━━━ Excerpted data

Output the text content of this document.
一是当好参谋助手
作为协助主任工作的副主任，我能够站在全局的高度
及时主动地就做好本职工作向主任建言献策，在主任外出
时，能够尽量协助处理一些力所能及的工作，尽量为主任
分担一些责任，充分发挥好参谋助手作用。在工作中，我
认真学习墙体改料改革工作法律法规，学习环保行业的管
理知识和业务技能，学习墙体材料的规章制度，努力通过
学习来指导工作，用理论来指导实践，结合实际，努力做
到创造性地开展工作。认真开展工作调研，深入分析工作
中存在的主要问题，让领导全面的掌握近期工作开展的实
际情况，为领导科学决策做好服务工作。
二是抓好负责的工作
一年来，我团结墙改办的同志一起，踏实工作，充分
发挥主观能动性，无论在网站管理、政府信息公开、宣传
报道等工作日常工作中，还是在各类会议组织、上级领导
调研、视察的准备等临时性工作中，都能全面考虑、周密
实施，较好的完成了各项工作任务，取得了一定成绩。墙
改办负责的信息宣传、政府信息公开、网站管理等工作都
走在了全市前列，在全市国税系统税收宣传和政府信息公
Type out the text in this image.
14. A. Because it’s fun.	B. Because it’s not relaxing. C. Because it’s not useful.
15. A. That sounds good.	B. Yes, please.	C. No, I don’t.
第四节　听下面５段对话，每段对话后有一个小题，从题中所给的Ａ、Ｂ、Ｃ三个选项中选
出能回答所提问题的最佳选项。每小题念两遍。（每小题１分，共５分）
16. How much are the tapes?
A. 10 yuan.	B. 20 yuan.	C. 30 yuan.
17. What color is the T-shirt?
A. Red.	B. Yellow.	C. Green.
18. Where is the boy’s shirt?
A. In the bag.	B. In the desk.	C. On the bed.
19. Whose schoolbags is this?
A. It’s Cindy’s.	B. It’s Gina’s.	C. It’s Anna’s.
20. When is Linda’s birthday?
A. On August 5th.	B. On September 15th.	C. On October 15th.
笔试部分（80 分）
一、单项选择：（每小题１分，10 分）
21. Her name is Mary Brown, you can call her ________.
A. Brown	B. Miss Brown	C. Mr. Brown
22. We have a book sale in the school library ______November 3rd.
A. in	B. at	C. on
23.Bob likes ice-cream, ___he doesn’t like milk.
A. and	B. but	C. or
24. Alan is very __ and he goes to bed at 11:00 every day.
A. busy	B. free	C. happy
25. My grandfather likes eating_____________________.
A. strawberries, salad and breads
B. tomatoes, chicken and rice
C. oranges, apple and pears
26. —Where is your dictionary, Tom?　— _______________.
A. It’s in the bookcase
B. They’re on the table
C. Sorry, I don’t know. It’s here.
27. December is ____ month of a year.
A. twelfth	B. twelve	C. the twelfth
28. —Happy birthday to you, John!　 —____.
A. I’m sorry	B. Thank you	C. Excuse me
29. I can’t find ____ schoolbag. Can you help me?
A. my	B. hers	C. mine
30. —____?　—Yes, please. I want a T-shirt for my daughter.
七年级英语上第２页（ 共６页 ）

━━━━━━

Exercise directions: The records above should be duplicated in full, exactly as given.

Correct answer:
Output the text content of this document.
一是当好参谋助手
作为协助主任工作的副主任，我能够站在全局的高度
及时主动地就做好本职工作向主任建言献策，在主任外出
时，能够尽量协助处理一些力所能及的工作，尽量为主任
分担一些责任，充分发挥好参谋助手作用。在工作中，我
认真学习墙体改料改革工作法律法规，学习环保行业的管
理知识和业务技能，学习墙体材料的规章制度，努力通过
学习来指导工作，用理论来指导实践，结合实际，努力做
到创造性地开展工作。认真开展工作调研，深入分析工作
中存在的主要问题，让领导全面的掌握近期工作开展的实
际情况，为领导科学决策做好服务工作。
二是抓好负责的工作
一年来，我团结墙改办的同志一起，踏实工作，充分
发挥主观能动性，无论在网站管理、政府信息公开、宣传
报道等工作日常工作中，还是在各类会议组织、上级领导
调研、视察的准备等临时性工作中，都能全面考虑、周密
实施，较好的完成了各项工作任务，取得了一定成绩。墙
改办负责的信息宣传、政府信息公开、网站管理等工作都
走在了全市前列，在全市国税系统税收宣传和政府信息公
Type out the text in this image.
14. A. Because it’s fun.	B. Because it’s not relaxing. C. Because it’s not useful.
15. A. That sounds good.	B. Yes, please.	C. No, I don’t.
第四节　听下面５段对话，每段对话后有一个小题，从题中所给的Ａ、Ｂ、Ｃ三个选项中选
出能回答所提问题的最佳选项。每小题念两遍。（每小题１分，共５分）
16. How much are the tapes?
A. 10 yuan.	B. 20 yuan.	C. 30 yuan.
17. What color is the T-shirt?
A. Red.	B. Yellow.	C. Green.
18. Where is the boy’s shirt?
A. In the bag.	B. In the desk.	C. On the bed.
19. Whose schoolbags is this?
A. It’s Cindy’s.	B. It’s Gina’s.	C. It’s Anna’s.
20. When is Linda’s birthday?
A. On August 5th.	B. On September 15th.	C. On October 15th.
笔试部分（80 分）
一、单项选择：（每小题１分，10 分）
21. Her name is Mary Brown, you can call her ________.
A. Brown	B. Miss Brown	C. Mr. Brown
22. We have a book sale in the school library ______November 3rd.
A. in	B. at	C. on
23.Bob likes ice-cream, ___he doesn’t like milk.
A. and	B. but	C. or
24. Alan is very __ and he goes to bed at 11:00 every day.
A. busy	B. free	C. happy
25. My grandfather likes eating_____________________.
A. strawberries, salad and breads
B. tomatoes, chicken and rice
C. oranges, apple and pears
26. —Where is your dictionary, Tom?　— _______________.
A. It’s in the bookcase
B. They’re on the table
C. Sorry, I don’t know. It’s here.
27. December is ____ month of a year.
A. twelfth	B. twelve	C. the twelfth
28. —Happy birthday to you, John!　 —____.
A. I’m sorry	B. Thank you	C. Excuse me
29. I can’t find ____ schoolbag. Can you help me?
A. my	B. hers	C. mine
30. —____?　—Yes, please. I want a T-shirt for my daughter.
七年级英语上第２页（ 共６页 ）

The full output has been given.